DIRECTION. Could you transcribe the material below exactly, without leaving out a single line?

[Start of RECORD EXTRACTS]

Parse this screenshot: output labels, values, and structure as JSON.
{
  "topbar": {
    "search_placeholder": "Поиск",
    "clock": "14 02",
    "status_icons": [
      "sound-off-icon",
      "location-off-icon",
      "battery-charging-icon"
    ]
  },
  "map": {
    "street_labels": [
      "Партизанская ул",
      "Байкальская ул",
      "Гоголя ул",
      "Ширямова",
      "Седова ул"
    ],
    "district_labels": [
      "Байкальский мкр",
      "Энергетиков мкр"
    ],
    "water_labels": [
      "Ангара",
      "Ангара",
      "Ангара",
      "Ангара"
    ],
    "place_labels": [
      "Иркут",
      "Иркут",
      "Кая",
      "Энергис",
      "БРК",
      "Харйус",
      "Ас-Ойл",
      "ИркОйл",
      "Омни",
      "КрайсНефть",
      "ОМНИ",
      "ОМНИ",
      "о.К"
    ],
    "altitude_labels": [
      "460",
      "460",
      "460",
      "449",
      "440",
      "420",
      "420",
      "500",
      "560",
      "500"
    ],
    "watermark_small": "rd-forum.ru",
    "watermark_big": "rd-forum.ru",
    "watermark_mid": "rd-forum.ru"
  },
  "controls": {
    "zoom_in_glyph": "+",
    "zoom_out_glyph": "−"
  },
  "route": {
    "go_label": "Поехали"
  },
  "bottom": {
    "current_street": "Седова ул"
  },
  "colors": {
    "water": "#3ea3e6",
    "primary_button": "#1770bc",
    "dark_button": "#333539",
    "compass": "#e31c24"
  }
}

[End of RECORD EXTRACTS]

THE ANSWER.
Parse this screenshot: output labels, values, and structure as JSON.
{
  "topbar": {
    "search_placeholder": "Поиск",
    "clock": "14 02",
    "status_icons": [
      "sound-off-icon",
      "location-off-icon",
      "battery-charging-icon"
    ]
  },
  "map": {
    "street_labels": [
      "Партизанская ул",
      "Байкальская ул",
      "Гоголя ул",
      "Ширямова",
      "Седова ул"
    ],
    "district_labels": [
      "Байкальский мкр",
      "Энергетиков мкр"
    ],
    "water_labels": [
      "Ангара",
      "Ангара",
      "Ангара",
      "Ангара"
    ],
    "place_labels": [
      "Иркут",
      "Иркут",
      "Кая",
      "Энергис",
      "БРК",
      "Харйус",
      "Ас-Ойл",
      "ИркОйл",
      "Омни",
      "КрайсНефть",
      "ОМНИ",
      "ОМНИ",
      "о.К"
    ],
    "altitude_labels": [
      "460",
      "460",
      "460",
      "449",
      "440",
      "420",
      "420",
      "500",
      "560",
      "500"
    ],
    "watermark_small": "rd-forum.ru",
    "watermark_big": "rd-forum.ru",
    "watermark_mid": "rd-forum.ru"
  },
  "controls": {
    "zoom_in_glyph": "+",
    "zoom_out_glyph": "−"
  },
  "route": {
    "go_label": "Поехали"
  },
  "bottom": {
    "current_street": "Седова ул"
  },
  "colors": {
    "water": "#3ea3e6",
    "primary_button": "#1770bc",
    "dark_button": "#333539",
    "compass": "#e31c24"
  }
}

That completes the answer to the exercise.